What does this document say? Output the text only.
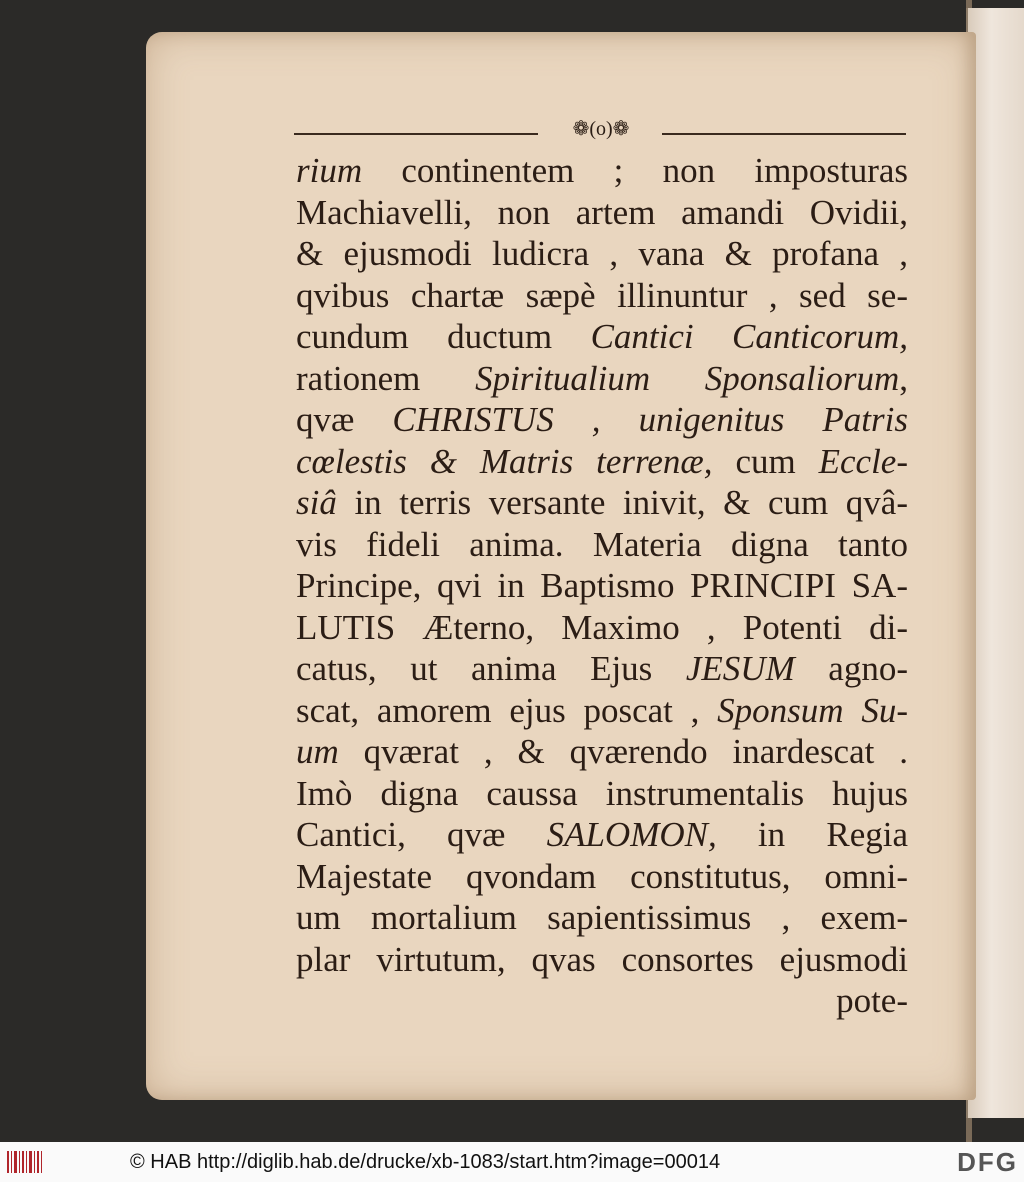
❁(o)❁
rium continentem ; non imposturas
Machiavelli, non artem amandi Ovidii,
& ejusmodi ludicra , vana & profana ,
qvibus chartæ sæpè illinuntur , sed se-
cundum ductum Cantici Canticorum,
rationem Spiritualium Sponsaliorum,
qvæ CHRISTUS , unigenitus Patris
cœlestis & Matris terrenæ, cum Eccle-
siâ in terris versante inivit, & cum qvâ-
vis fideli anima. Materia digna tanto
Principe, qvi in Baptismo PRINCIPI SA-
LUTIS Æterno, Maximo , Potenti di-
catus, ut anima Ejus JESUM agno-
scat, amorem ejus poscat , Sponsum Su-
um qværat , & qværendo inardescat .
Imò digna caussa instrumentalis hujus
Cantici, qvæ SALOMON, in Regia
Majestate qvondam constitutus, omni-
um mortalium sapientissimus , exem-
plar virtutum, qvas consortes ejusmodi
pote-
© HAB http://diglib.hab.de/drucke/xb-1083/start.htm?image=00014	DFG
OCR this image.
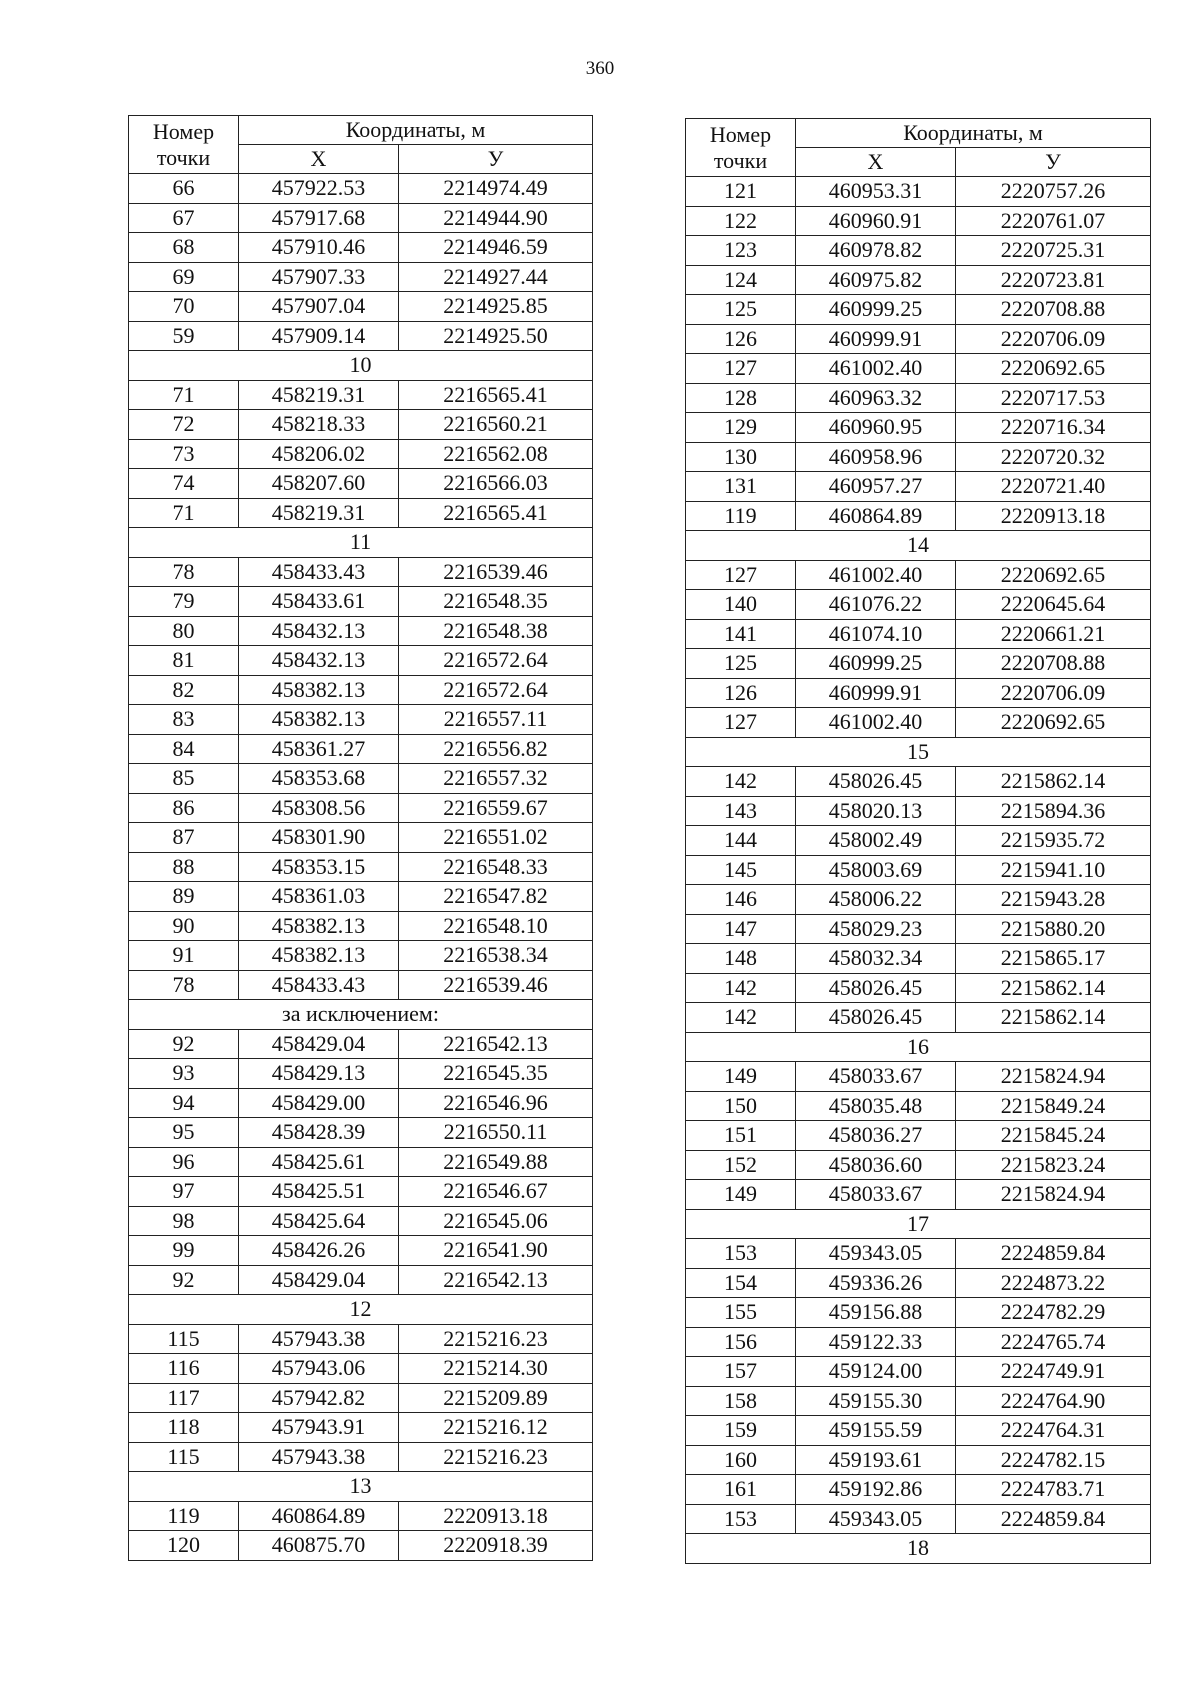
360
Номер
точки	Координаты, м	
	X	У
66	457922.53	2214974.49
67	457917.68	2214944.90
68	457910.46	2214946.59
69	457907.33	2214927.44
70	457907.04	2214925.85
59	457909.14	2214925.50
10		
71	458219.31	2216565.41
72	458218.33	2216560.21
73	458206.02	2216562.08
74	458207.60	2216566.03
71	458219.31	2216565.41
11		
78	458433.43	2216539.46
79	458433.61	2216548.35
80	458432.13	2216548.38
81	458432.13	2216572.64
82	458382.13	2216572.64
83	458382.13	2216557.11
84	458361.27	2216556.82
85	458353.68	2216557.32
86	458308.56	2216559.67
87	458301.90	2216551.02
88	458353.15	2216548.33
89	458361.03	2216547.82
90	458382.13	2216548.10
91	458382.13	2216538.34
78	458433.43	2216539.46
за исключением:		
92	458429.04	2216542.13
93	458429.13	2216545.35
94	458429.00	2216546.96
95	458428.39	2216550.11
96	458425.61	2216549.88
97	458425.51	2216546.67
98	458425.64	2216545.06
99	458426.26	2216541.90
92	458429.04	2216542.13
12		
115	457943.38	2215216.23
116	457943.06	2215214.30
117	457942.82	2215209.89
118	457943.91	2215216.12
115	457943.38	2215216.23
13		
119	460864.89	2220913.18
120	460875.70	2220918.39
Номер
точки	Координаты, м	
	X	У
121	460953.31	2220757.26
122	460960.91	2220761.07
123	460978.82	2220725.31
124	460975.82	2220723.81
125	460999.25	2220708.88
126	460999.91	2220706.09
127	461002.40	2220692.65
128	460963.32	2220717.53
129	460960.95	2220716.34
130	460958.96	2220720.32
131	460957.27	2220721.40
119	460864.89	2220913.18
14		
127	461002.40	2220692.65
140	461076.22	2220645.64
141	461074.10	2220661.21
125	460999.25	2220708.88
126	460999.91	2220706.09
127	461002.40	2220692.65
15		
142	458026.45	2215862.14
143	458020.13	2215894.36
144	458002.49	2215935.72
145	458003.69	2215941.10
146	458006.22	2215943.28
147	458029.23	2215880.20
148	458032.34	2215865.17
142	458026.45	2215862.14
142	458026.45	2215862.14
16		
149	458033.67	2215824.94
150	458035.48	2215849.24
151	458036.27	2215845.24
152	458036.60	2215823.24
149	458033.67	2215824.94
17		
153	459343.05	2224859.84
154	459336.26	2224873.22
155	459156.88	2224782.29
156	459122.33	2224765.74
157	459124.00	2224749.91
158	459155.30	2224764.90
159	459155.59	2224764.31
160	459193.61	2224782.15
161	459192.86	2224783.71
153	459343.05	2224859.84
18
··········
WORK TO DO
Copy all lines above containing the string "this".

RESULT BELOW
What does this document say? Output the text only.
OCR this image.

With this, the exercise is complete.